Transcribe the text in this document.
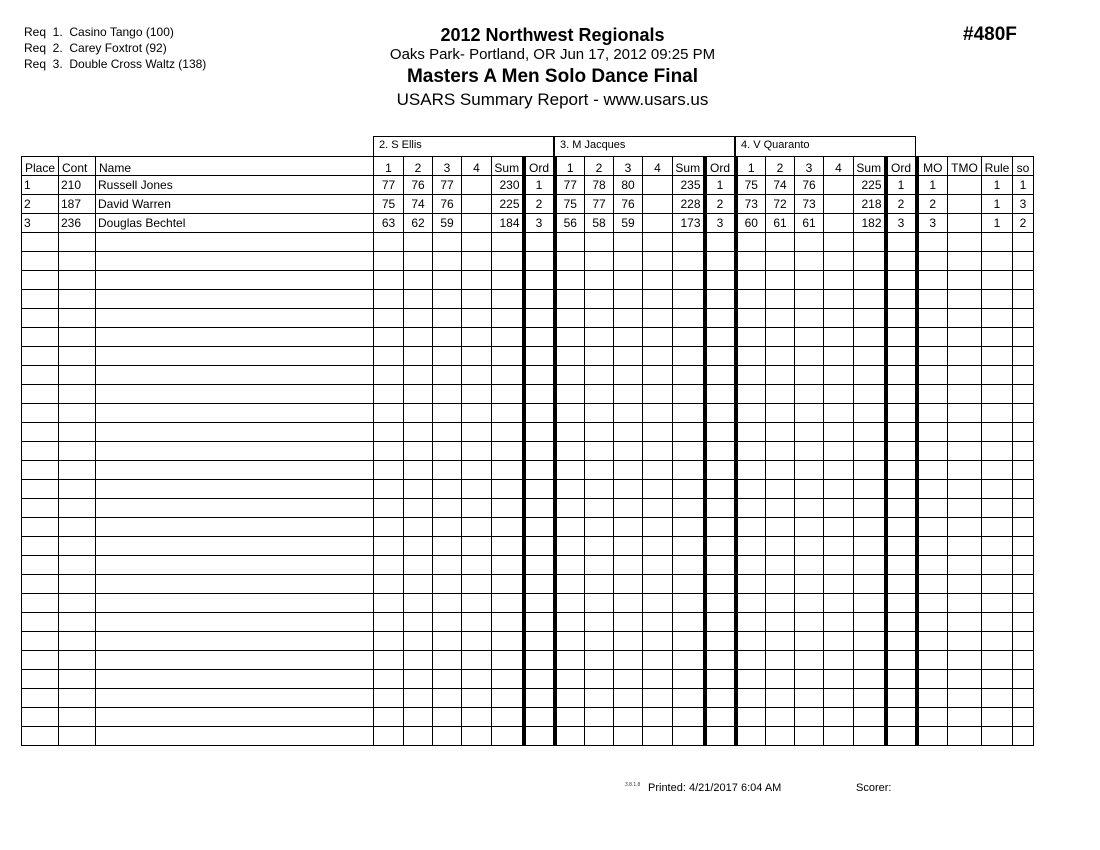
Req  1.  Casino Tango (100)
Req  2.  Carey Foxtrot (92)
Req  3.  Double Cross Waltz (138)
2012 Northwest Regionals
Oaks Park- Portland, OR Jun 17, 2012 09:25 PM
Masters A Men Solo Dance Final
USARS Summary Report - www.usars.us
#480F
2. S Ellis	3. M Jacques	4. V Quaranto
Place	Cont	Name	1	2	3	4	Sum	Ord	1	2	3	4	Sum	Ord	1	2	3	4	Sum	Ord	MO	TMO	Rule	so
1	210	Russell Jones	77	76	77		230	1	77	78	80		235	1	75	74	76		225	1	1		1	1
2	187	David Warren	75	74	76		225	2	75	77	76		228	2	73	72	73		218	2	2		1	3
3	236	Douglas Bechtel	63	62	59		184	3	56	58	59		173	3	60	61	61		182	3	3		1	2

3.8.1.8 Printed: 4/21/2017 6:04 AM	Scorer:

* * * * * * * * *

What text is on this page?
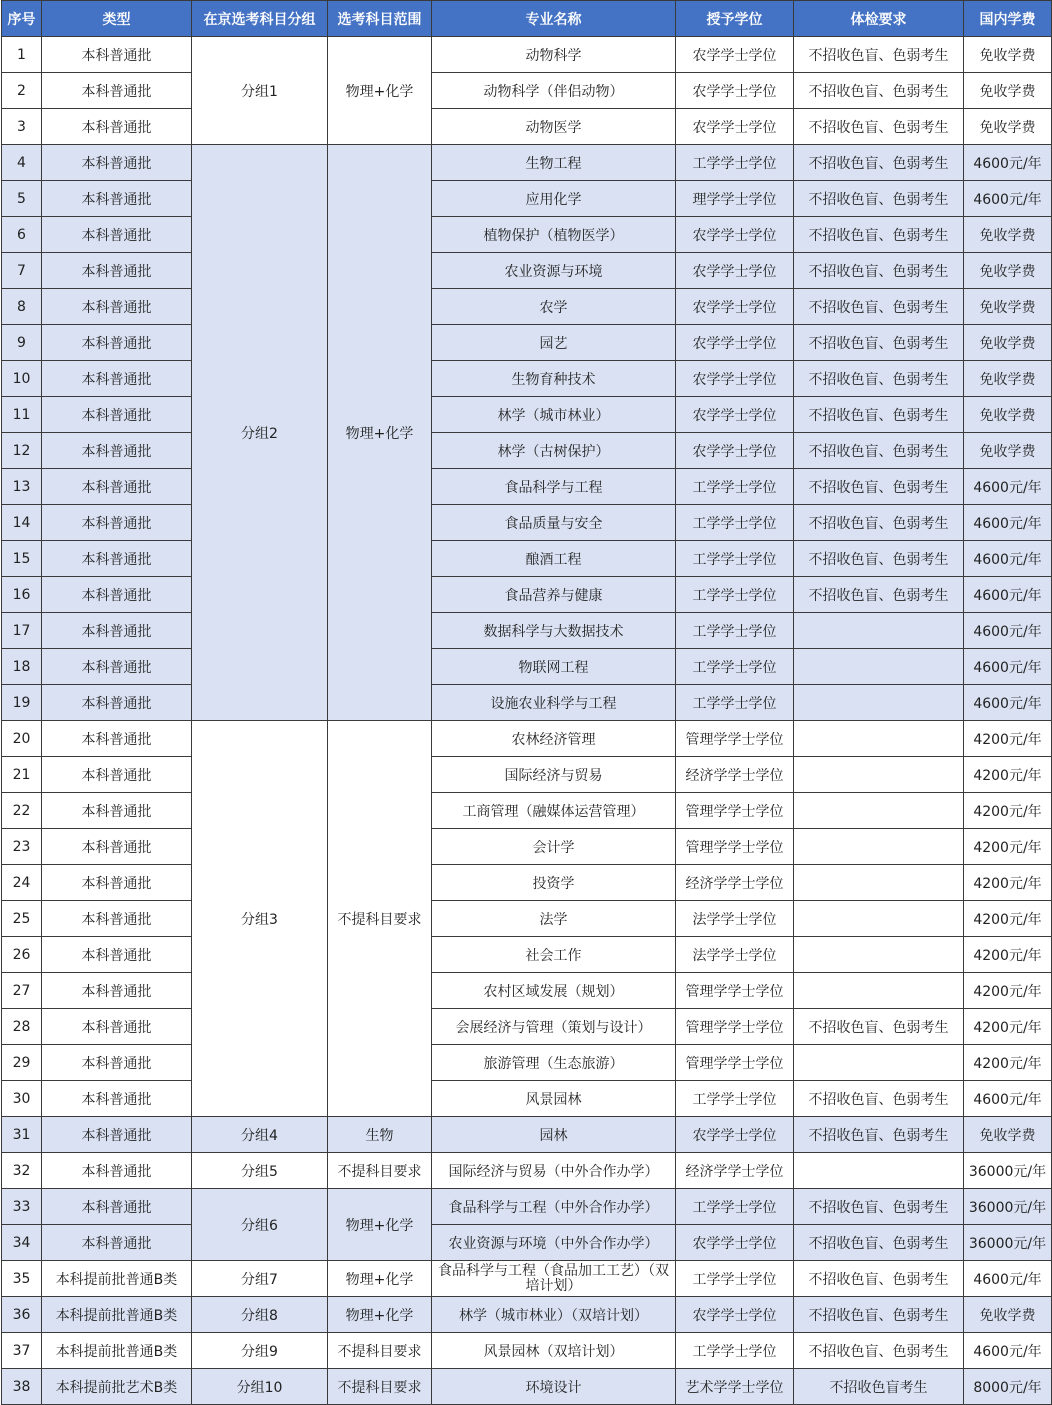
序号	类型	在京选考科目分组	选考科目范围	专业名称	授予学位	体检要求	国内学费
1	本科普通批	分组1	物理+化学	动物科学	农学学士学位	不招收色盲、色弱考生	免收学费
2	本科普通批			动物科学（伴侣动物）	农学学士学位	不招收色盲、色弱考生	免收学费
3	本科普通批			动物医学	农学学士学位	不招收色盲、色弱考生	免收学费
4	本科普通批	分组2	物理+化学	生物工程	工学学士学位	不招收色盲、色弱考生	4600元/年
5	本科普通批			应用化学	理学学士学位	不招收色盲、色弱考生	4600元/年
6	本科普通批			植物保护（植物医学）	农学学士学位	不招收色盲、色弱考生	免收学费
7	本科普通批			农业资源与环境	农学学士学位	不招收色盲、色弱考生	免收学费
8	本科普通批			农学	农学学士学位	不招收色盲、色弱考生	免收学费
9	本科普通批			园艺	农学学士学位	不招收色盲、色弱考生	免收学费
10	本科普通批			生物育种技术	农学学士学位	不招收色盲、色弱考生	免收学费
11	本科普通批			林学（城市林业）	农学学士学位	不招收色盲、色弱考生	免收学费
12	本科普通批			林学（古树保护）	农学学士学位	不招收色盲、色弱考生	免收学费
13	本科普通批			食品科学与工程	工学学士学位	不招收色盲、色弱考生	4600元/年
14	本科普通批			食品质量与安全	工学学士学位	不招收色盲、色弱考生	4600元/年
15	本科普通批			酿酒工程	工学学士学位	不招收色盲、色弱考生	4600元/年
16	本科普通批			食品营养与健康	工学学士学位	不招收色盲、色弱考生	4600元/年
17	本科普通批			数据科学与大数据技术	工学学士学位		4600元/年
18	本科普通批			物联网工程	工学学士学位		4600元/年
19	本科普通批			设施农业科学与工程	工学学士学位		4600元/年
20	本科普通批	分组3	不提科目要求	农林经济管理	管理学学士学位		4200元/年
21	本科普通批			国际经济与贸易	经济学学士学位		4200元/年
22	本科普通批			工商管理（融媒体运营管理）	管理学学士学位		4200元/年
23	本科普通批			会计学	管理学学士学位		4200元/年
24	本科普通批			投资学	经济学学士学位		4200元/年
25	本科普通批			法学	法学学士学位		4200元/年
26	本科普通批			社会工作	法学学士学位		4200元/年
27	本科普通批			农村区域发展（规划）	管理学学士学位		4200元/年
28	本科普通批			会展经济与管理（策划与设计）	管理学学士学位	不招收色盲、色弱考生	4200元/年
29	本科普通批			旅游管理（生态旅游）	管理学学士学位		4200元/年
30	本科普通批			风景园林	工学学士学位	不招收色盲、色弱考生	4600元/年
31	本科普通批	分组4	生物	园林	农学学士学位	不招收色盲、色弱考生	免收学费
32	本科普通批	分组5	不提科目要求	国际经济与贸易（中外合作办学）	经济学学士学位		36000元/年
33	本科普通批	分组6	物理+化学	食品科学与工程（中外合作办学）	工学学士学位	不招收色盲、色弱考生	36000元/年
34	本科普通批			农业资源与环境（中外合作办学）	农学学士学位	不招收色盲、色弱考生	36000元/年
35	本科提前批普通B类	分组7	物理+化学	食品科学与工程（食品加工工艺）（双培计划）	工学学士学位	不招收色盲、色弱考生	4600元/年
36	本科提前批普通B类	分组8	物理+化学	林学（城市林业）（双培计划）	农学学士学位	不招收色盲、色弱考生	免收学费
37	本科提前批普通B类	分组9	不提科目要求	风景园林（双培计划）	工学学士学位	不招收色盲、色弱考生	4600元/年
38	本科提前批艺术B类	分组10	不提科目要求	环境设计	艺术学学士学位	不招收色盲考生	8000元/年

* * * * * * * * *

* [EXERCISE]: Pull out and copy each line containing the string "中外合作办学".

* [FINISHED EXERCISE]:
32	本科普通批	分组5	不提科目要求	国际经济与贸易（中外合作办学）	经济学学士学位		36000元/年
33	本科普通批	分组6	物理+化学	食品科学与工程（中外合作办学）	工学学士学位	不招收色盲、色弱考生	36000元/年
34	本科普通批			农业资源与环境（中外合作办学）	农学学士学位	不招收色盲、色弱考生	36000元/年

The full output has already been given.